Stored dataset items:

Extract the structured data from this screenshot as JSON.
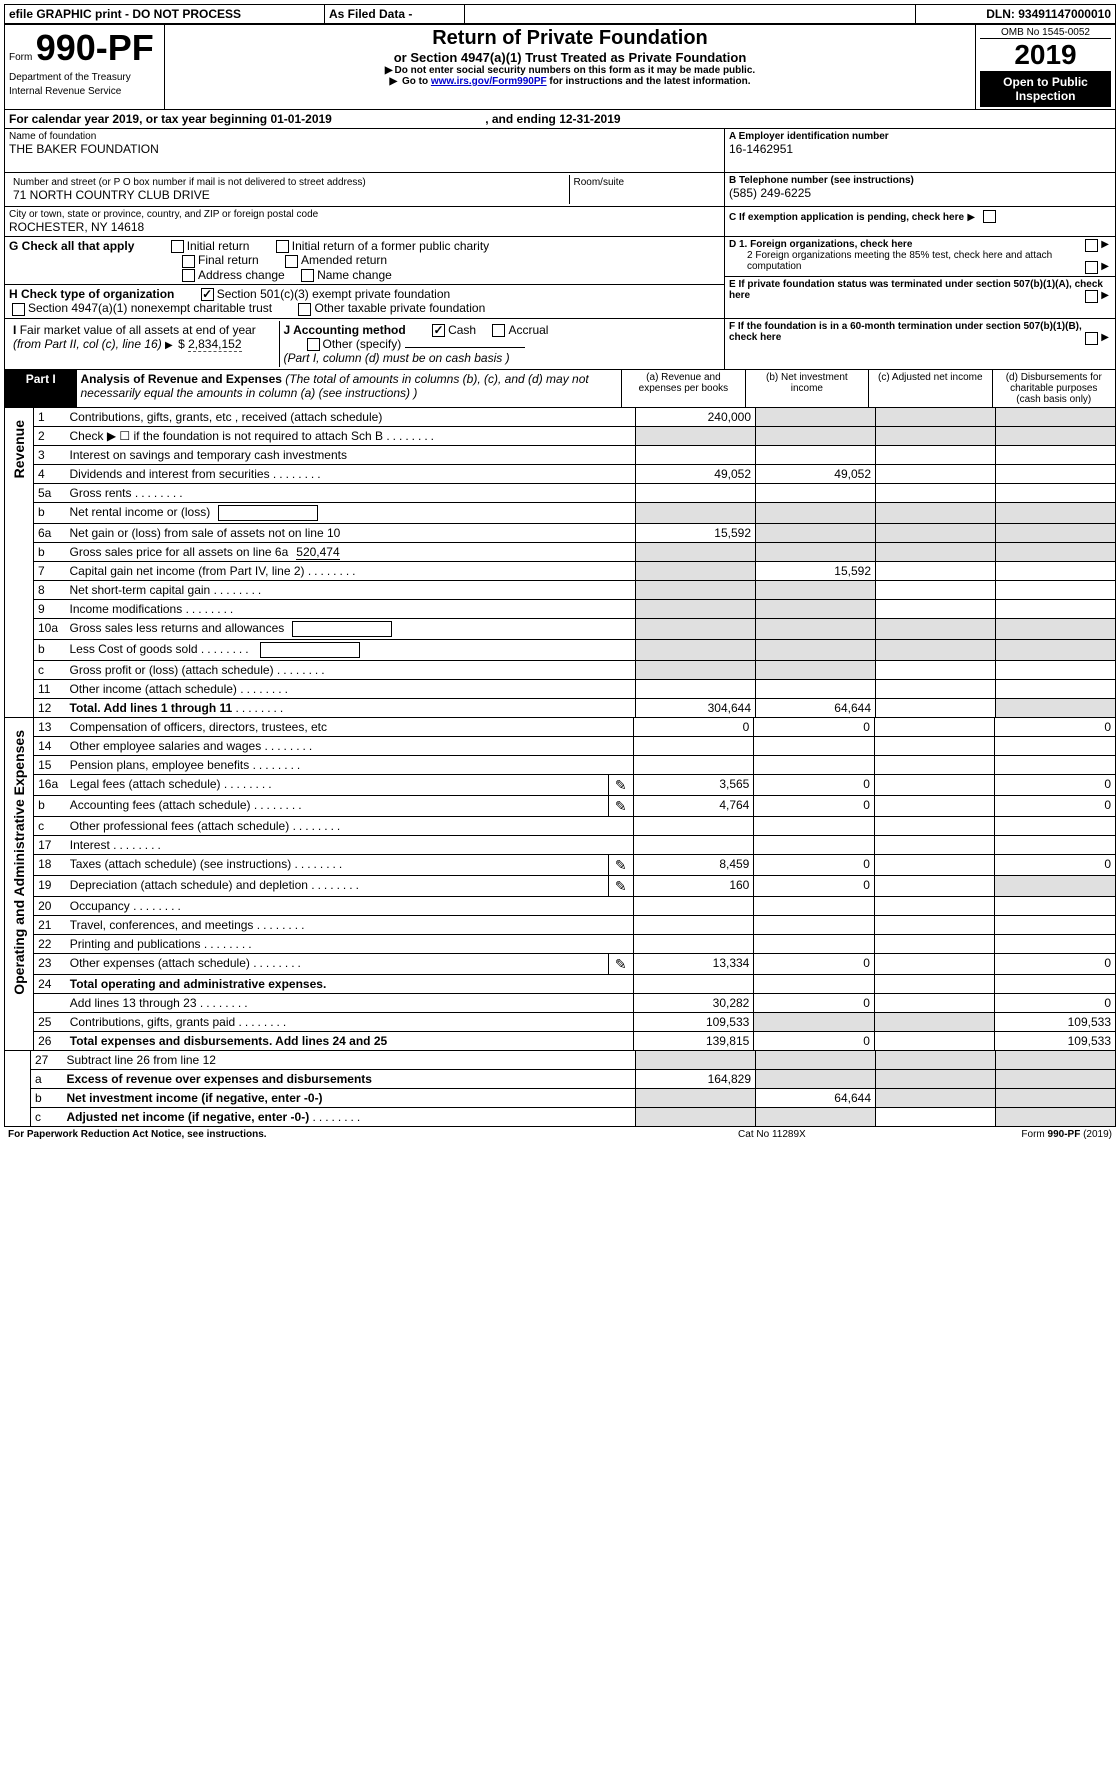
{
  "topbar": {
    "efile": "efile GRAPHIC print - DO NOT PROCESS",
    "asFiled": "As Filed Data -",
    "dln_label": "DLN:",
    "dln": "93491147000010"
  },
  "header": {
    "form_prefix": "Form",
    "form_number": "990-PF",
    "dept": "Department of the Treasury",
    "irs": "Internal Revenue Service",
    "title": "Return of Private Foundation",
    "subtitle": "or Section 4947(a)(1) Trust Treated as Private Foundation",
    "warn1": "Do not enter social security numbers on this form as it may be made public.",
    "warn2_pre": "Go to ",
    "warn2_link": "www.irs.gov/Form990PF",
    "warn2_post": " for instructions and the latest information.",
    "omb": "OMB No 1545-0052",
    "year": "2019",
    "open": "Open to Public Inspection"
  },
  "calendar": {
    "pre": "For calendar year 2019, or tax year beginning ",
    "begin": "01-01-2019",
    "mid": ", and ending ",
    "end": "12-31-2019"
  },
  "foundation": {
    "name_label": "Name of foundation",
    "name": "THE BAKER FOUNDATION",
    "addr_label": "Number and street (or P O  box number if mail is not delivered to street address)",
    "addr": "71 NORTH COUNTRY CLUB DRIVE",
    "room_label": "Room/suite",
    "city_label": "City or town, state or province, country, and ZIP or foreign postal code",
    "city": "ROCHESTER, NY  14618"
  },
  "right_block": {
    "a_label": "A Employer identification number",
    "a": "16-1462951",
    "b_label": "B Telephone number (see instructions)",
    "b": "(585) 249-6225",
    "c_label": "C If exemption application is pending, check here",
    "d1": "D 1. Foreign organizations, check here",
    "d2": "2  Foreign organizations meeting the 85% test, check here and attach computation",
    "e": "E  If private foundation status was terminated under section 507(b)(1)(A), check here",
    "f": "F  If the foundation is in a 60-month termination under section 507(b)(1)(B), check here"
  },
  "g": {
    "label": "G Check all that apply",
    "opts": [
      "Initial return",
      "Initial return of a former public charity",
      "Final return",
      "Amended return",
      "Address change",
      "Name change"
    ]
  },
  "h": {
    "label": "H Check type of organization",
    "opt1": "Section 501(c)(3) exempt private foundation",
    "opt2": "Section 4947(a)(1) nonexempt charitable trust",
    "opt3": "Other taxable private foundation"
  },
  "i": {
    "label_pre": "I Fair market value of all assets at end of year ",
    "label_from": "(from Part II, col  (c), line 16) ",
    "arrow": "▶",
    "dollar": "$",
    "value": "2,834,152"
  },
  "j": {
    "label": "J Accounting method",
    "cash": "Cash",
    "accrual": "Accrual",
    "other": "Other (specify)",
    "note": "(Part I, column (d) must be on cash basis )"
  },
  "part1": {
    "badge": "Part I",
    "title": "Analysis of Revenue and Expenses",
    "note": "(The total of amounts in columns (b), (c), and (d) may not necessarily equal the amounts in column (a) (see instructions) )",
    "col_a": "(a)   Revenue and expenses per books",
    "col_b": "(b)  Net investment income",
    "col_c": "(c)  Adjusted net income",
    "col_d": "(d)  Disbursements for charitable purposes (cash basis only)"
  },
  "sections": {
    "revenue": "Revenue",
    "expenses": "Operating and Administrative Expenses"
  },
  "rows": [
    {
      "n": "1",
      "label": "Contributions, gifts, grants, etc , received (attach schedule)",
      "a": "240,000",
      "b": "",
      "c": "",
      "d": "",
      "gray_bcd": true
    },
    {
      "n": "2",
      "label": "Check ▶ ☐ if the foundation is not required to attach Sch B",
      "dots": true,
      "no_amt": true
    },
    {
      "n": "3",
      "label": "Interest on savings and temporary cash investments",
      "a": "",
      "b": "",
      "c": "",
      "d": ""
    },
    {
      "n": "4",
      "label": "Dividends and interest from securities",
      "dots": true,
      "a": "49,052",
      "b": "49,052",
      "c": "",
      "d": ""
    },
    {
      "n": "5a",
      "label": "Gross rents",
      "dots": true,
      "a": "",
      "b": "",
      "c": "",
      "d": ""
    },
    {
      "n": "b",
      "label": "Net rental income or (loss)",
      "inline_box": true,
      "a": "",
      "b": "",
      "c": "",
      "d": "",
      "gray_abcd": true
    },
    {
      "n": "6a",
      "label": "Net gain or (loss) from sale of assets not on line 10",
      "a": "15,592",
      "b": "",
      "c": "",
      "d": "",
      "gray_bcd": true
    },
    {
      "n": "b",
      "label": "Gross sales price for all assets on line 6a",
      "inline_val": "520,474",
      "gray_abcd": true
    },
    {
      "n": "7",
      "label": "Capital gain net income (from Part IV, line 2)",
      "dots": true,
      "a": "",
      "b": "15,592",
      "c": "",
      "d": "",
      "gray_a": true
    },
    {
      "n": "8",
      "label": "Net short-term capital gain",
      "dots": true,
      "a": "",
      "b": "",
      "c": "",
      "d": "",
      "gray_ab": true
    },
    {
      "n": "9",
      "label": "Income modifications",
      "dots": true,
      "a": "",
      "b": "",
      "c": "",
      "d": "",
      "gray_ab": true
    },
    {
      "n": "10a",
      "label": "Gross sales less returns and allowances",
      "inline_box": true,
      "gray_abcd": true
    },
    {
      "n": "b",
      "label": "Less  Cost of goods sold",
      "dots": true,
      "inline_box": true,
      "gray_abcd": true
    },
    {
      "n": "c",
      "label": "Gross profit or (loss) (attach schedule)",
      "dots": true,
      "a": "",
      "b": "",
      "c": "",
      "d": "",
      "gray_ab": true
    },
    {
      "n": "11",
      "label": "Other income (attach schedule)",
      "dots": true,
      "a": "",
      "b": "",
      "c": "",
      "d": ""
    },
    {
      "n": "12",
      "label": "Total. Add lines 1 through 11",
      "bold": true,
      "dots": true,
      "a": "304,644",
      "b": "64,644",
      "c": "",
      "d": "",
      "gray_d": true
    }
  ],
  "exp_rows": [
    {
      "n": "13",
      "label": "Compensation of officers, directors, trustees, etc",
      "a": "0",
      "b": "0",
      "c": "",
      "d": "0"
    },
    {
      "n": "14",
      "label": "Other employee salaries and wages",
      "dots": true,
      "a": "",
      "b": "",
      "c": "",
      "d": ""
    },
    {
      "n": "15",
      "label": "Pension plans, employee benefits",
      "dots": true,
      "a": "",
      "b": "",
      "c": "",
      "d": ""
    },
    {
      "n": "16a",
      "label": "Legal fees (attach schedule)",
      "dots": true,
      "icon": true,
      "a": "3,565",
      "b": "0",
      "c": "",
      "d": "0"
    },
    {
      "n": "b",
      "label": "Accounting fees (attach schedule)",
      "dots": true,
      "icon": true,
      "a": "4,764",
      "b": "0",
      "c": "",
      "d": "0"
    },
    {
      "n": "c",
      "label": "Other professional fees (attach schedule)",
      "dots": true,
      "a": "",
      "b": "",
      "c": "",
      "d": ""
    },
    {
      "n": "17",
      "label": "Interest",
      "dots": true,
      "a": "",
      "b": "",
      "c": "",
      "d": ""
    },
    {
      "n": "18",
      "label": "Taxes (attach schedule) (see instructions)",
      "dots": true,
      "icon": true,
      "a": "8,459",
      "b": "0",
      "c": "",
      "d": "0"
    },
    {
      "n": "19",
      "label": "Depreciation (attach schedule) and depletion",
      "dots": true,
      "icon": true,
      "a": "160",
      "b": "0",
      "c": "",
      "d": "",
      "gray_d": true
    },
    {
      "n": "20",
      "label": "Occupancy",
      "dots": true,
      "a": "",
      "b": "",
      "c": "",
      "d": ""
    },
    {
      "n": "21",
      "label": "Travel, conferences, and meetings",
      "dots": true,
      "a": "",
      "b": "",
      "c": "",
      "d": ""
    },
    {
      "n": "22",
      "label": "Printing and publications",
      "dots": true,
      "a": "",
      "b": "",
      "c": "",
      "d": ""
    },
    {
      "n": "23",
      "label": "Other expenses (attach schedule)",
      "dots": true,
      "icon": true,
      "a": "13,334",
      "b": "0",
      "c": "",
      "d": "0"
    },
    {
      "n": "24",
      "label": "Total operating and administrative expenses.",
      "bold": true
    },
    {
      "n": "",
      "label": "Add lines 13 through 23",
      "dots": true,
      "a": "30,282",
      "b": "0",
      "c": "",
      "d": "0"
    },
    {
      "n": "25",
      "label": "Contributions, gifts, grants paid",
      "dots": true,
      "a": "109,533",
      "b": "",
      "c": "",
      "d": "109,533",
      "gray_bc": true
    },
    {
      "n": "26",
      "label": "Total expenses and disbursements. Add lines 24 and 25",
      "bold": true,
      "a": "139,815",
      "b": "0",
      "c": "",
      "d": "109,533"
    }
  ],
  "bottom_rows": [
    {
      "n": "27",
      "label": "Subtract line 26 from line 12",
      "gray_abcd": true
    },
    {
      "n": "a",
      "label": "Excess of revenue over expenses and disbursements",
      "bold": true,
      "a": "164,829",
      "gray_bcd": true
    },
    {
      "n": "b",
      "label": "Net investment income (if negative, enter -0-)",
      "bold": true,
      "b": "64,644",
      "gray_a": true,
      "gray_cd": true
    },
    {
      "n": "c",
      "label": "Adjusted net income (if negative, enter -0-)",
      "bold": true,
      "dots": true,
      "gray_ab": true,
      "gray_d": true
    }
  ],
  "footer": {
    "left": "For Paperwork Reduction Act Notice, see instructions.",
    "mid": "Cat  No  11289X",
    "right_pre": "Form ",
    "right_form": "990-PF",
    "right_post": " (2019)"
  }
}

* What to do *
Select all lines in the listing above where the word "gain" appears, and show them.

* Final result *
      "label": "Net gain or (loss) from sale of assets not on line 10",
      "label": "Capital gain net income (from Part IV, line 2)",
      "label": "Net short-term capital gain",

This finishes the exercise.